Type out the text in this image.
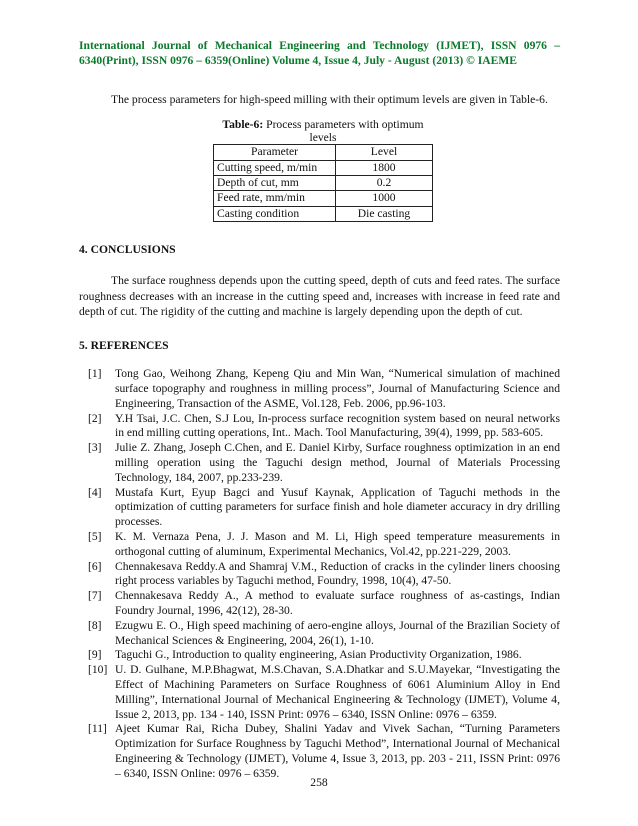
International Journal of Mechanical Engineering and Technology (IJMET), ISSN 0976 – 6340(Print), ISSN 0976 – 6359(Online) Volume 4, Issue 4, July - August (2013) © IAEME

The process parameters for high-speed milling with their optimum levels are given in Table-6.

Table-6: Process parameters with optimum levels

Parameter	Level
Cutting speed, m/min	1800
Depth of cut, mm	0.2
Feed rate, mm/min	1000
Casting condition	Die casting

4. CONCLUSIONS

The surface roughness depends upon the cutting speed, depth of cuts and feed rates. The surface roughness decreases with an increase in the cutting speed and, increases with increase in feed rate and depth of cut. The rigidity of the cutting and machine is largely depending upon the depth of cut.

5. REFERENCES

[1] Tong Gao, Weihong Zhang, Kepeng Qiu and Min Wan, “Numerical simulation of machined surface topography and roughness in milling process”, Journal of Manufacturing Science and Engineering, Transaction of the ASME, Vol.128, Feb. 2006, pp.96-103.
[2] Y.H Tsai, J.C. Chen, S.J Lou, In-process surface recognition system based on neural networks in end milling cutting operations, Int.. Mach. Tool Manufacturing, 39(4), 1999, pp. 583-605.
[3] Julie Z. Zhang, Joseph C.Chen, and E. Daniel Kirby, Surface roughness optimization in an end milling operation using the Taguchi design method, Journal of Materials Processing Technology, 184, 2007, pp.233-239.
[4] Mustafa Kurt, Eyup Bagci and Yusuf Kaynak, Application of Taguchi methods in the optimization of cutting parameters for surface finish and hole diameter accuracy in dry drilling processes.
[5] K. M. Vernaza Pena, J. J. Mason and M. Li, High speed temperature measurements in orthogonal cutting of aluminum, Experimental Mechanics, Vol.42, pp.221-229, 2003.
[6] Chennakesava Reddy.A and Shamraj V.M., Reduction of cracks in the cylinder liners choosing right process variables by Taguchi method, Foundry, 1998, 10(4), 47-50.
[7] Chennakesava Reddy A., A method to evaluate surface roughness of as-castings, Indian Foundry Journal, 1996, 42(12), 28-30.
[8] Ezugwu E. O., High speed machining of aero-engine alloys, Journal of the Brazilian Society of Mechanical Sciences & Engineering, 2004, 26(1), 1-10.
[9] Taguchi G., Introduction to quality engineering, Asian Productivity Organization, 1986.
[10] U. D. Gulhane, M.P.Bhagwat, M.S.Chavan, S.A.Dhatkar and S.U.Mayekar, “Investigating the Effect of Machining Parameters on Surface Roughness of 6061 Aluminium Alloy in End Milling”, International Journal of Mechanical Engineering & Technology (IJMET), Volume 4, Issue 2, 2013, pp. 134 - 140, ISSN Print: 0976 – 6340, ISSN Online: 0976 – 6359.
[11] Ajeet Kumar Rai, Richa Dubey, Shalini Yadav and Vivek Sachan, “Turning Parameters Optimization for Surface Roughness by Taguchi Method”, International Journal of Mechanical Engineering & Technology (IJMET), Volume 4, Issue 3, 2013, pp. 203 - 211, ISSN Print: 0976 – 6340, ISSN Online: 0976 – 6359.
258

Required task: Out of the material above, gather each line where "levels" appears.

Result:
The process parameters for high-speed milling with their optimum levels are given in Table-6.
Table-6: Process parameters with optimum levels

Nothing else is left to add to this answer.